### Directive
Note how many lines in the entries contain the string "method", then give that number and nothing else.

### Given records
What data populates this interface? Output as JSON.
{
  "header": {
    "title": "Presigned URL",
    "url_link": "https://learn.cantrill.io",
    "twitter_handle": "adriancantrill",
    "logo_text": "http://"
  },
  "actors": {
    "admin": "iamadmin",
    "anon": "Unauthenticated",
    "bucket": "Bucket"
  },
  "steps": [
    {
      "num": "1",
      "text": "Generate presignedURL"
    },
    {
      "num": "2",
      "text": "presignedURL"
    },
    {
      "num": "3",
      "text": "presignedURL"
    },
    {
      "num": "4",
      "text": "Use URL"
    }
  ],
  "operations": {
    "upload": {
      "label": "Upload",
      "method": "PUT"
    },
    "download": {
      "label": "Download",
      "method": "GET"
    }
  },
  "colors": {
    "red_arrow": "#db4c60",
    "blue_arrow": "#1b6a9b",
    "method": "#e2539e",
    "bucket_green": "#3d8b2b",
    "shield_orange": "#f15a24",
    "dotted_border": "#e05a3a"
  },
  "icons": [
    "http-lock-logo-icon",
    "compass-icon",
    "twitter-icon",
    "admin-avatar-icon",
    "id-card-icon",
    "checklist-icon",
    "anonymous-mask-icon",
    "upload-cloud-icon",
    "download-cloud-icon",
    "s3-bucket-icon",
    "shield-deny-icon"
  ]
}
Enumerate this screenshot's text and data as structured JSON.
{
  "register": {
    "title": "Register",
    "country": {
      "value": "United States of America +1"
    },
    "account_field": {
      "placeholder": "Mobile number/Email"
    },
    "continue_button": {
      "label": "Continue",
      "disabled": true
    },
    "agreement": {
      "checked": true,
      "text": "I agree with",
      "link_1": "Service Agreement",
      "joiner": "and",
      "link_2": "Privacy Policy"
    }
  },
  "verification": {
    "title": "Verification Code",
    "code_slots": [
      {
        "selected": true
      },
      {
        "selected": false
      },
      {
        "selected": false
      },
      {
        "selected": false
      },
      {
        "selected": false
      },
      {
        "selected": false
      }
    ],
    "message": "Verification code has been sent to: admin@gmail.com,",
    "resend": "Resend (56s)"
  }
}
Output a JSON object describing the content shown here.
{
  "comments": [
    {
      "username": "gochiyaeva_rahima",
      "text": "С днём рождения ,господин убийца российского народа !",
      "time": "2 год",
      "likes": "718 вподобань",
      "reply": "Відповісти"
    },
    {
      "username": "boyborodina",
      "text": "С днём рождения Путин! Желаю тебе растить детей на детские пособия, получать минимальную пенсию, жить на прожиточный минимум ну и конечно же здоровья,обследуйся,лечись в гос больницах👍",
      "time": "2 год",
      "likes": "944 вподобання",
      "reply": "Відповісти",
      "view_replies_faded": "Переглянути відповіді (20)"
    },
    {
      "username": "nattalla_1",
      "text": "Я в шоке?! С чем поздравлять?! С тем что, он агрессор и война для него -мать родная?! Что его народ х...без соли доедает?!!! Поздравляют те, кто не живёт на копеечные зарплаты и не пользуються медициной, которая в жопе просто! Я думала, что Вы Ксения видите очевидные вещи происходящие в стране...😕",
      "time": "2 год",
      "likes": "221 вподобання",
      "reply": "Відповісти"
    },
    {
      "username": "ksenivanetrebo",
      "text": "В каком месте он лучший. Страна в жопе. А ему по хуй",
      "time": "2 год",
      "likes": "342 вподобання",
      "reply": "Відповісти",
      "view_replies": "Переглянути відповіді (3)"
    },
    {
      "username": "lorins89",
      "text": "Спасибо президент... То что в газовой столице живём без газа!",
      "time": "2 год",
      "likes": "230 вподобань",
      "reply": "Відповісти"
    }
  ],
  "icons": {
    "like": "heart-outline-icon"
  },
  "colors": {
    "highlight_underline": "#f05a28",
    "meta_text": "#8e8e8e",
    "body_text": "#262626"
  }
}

### Written solution
3